__TASK TO CARRY OUT__. Your task is to quote the material that follows, in full and exactly.
======== DATASET EXCERPTS
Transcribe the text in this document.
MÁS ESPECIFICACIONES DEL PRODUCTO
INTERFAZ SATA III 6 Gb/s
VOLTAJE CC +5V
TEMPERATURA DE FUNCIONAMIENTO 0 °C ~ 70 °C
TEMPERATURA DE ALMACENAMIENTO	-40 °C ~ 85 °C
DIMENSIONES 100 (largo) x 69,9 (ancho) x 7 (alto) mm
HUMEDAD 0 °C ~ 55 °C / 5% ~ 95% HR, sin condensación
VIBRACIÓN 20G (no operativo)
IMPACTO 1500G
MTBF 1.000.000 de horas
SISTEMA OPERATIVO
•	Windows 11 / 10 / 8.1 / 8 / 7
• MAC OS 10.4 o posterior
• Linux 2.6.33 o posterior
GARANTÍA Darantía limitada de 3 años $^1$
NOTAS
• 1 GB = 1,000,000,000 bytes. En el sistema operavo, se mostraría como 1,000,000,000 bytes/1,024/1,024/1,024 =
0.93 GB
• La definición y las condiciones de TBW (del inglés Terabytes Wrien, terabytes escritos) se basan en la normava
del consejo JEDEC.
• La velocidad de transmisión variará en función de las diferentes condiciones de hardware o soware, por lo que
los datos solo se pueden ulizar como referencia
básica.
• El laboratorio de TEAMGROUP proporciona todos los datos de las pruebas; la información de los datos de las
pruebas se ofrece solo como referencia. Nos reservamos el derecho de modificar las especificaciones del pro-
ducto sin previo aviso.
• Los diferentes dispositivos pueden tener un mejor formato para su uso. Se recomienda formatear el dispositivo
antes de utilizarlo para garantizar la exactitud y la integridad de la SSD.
================
__TASK ANSWER__.
Transcribe the text in this document.
MÁS ESPECIFICACIONES DEL PRODUCTO
INTERFAZ SATA III 6 Gb/s
VOLTAJE CC +5V
TEMPERATURA DE FUNCIONAMIENTO 0 °C ~ 70 °C
TEMPERATURA DE ALMACENAMIENTO	-40 °C ~ 85 °C
DIMENSIONES 100 (largo) x 69,9 (ancho) x 7 (alto) mm
HUMEDAD 0 °C ~ 55 °C / 5% ~ 95% HR, sin condensación
VIBRACIÓN 20G (no operativo)
IMPACTO 1500G
MTBF 1.000.000 de horas
SISTEMA OPERATIVO
•	Windows 11 / 10 / 8.1 / 8 / 7
• MAC OS 10.4 o posterior
• Linux 2.6.33 o posterior
GARANTÍA Darantía limitada de 3 años $^1$
NOTAS
• 1 GB = 1,000,000,000 bytes. En el sistema operavo, se mostraría como 1,000,000,000 bytes/1,024/1,024/1,024 =
0.93 GB
• La definición y las condiciones de TBW (del inglés Terabytes Wrien, terabytes escritos) se basan en la normava
del consejo JEDEC.
• La velocidad de transmisión variará en función de las diferentes condiciones de hardware o soware, por lo que
los datos solo se pueden ulizar como referencia
básica.
• El laboratorio de TEAMGROUP proporciona todos los datos de las pruebas; la información de los datos de las
pruebas se ofrece solo como referencia. Nos reservamos el derecho de modificar las especificaciones del pro-
ducto sin previo aviso.
• Los diferentes dispositivos pueden tener un mejor formato para su uso. Se recomienda formatear el dispositivo
antes de utilizarlo para garantizar la exactitud y la integridad de la SSD.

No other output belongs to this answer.